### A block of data
•••••
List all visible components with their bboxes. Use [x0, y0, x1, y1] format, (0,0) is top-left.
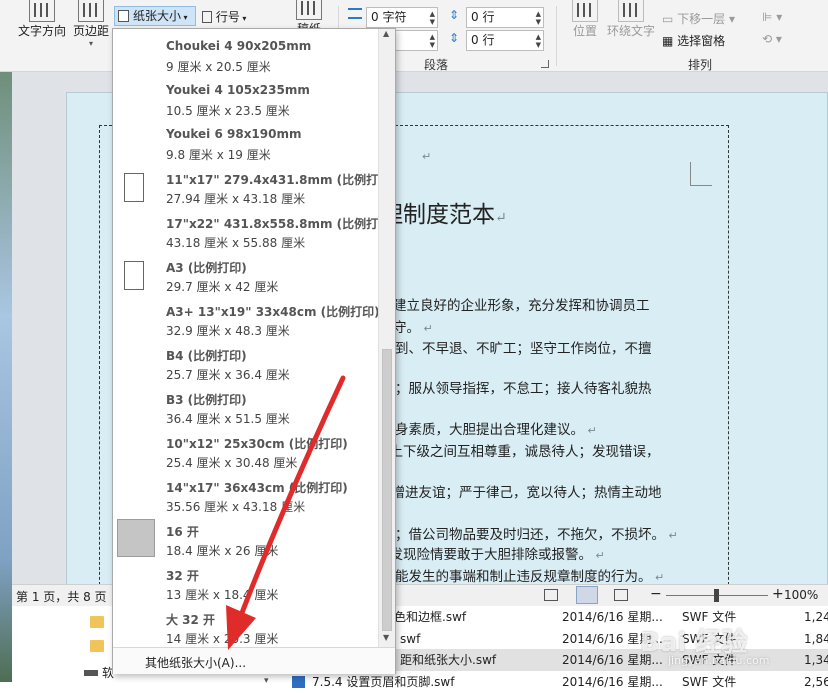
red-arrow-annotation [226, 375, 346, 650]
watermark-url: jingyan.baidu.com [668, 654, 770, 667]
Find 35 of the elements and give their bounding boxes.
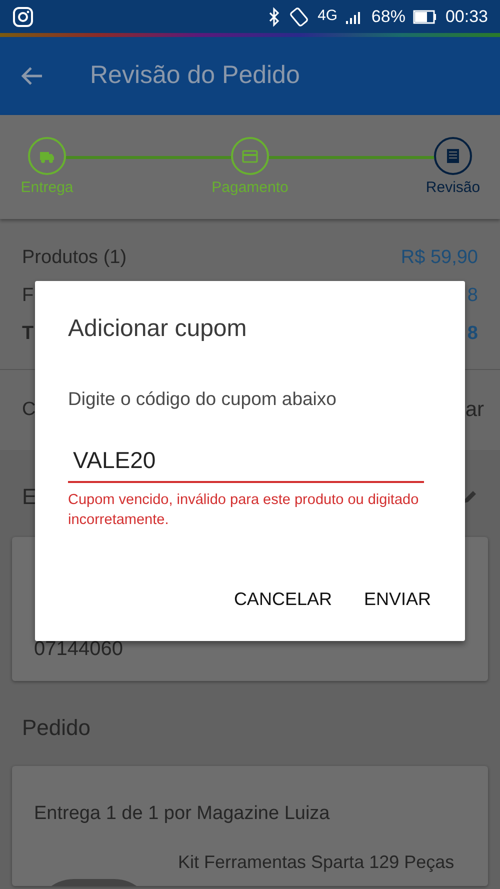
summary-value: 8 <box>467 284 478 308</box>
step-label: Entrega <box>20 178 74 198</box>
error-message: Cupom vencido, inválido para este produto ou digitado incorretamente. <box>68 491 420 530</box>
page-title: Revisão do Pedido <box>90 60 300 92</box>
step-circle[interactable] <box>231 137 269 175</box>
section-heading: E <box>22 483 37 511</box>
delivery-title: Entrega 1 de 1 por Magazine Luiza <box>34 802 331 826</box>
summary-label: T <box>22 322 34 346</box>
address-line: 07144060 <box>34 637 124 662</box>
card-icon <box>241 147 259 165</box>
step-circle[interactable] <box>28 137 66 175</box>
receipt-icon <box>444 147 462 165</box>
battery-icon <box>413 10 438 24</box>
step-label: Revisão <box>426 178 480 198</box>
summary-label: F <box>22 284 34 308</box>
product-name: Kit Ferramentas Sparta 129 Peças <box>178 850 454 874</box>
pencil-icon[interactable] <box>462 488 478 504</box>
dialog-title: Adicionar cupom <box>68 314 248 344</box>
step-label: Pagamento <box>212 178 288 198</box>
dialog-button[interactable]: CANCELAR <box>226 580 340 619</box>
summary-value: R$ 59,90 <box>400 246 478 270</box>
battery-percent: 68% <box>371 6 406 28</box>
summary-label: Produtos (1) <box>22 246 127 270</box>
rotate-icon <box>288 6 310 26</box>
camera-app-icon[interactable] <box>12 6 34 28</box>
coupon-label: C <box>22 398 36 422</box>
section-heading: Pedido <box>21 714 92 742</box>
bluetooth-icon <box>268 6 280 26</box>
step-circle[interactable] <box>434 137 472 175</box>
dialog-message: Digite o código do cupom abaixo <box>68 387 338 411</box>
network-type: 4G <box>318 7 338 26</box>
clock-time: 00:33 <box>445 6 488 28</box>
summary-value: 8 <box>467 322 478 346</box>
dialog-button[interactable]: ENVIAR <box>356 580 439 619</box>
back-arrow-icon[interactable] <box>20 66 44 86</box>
•••••
### Task objective
Rewrite the rows above, changing every "step-circle" to "progress-circle" and keeping everything else the same. Leave the pictures out.

### Answer for the task
List all visible components with their bboxes. Use [x0, y0, x1, y1] format, (0,0) is top-left.
red-arrow-annotation [226, 375, 346, 650]
watermark-url: jingyan.baidu.com [668, 654, 770, 667]
Find 35 of the elements and give their bounding boxes.
summary-value: 8 <box>467 284 478 308</box>
step-label: Entrega <box>20 178 74 198</box>
error-message: Cupom vencido, inválido para este produto ou digitado incorretamente. <box>68 491 420 530</box>
page-title: Revisão do Pedido <box>90 60 300 92</box>
progress-circle[interactable] <box>231 137 269 175</box>
section-heading: E <box>22 483 37 511</box>
delivery-title: Entrega 1 de 1 por Magazine Luiza <box>34 802 331 826</box>
summary-label: T <box>22 322 34 346</box>
address-line: 07144060 <box>34 637 124 662</box>
card-icon <box>241 147 259 165</box>
progress-circle[interactable] <box>28 137 66 175</box>
receipt-icon <box>444 147 462 165</box>
battery-icon <box>413 10 438 24</box>
step-label: Revisão <box>426 178 480 198</box>
summary-label: F <box>22 284 34 308</box>
product-name: Kit Ferramentas Sparta 129 Peças <box>178 850 454 874</box>
pencil-icon[interactable] <box>462 488 478 504</box>
dialog-title: Adicionar cupom <box>68 314 248 344</box>
step-label: Pagamento <box>212 178 288 198</box>
dialog-button[interactable]: CANCELAR <box>226 580 340 619</box>
summary-value: R$ 59,90 <box>400 246 478 270</box>
battery-percent: 68% <box>371 6 406 28</box>
summary-label: Produtos (1) <box>22 246 127 270</box>
rotate-icon <box>288 6 310 26</box>
camera-app-icon[interactable] <box>12 6 34 28</box>
coupon-label: C <box>22 398 36 422</box>
section-heading: Pedido <box>21 714 92 742</box>
bluetooth-icon <box>268 6 280 26</box>
progress-circle[interactable] <box>434 137 472 175</box>
dialog-message: Digite o código do cupom abaixo <box>68 387 338 411</box>
network-type: 4G <box>318 7 338 26</box>
clock-time: 00:33 <box>445 6 488 28</box>
summary-value: 8 <box>467 322 478 346</box>
dialog-button[interactable]: ENVIAR <box>356 580 439 619</box>
back-arrow-icon[interactable] <box>20 66 44 86</box>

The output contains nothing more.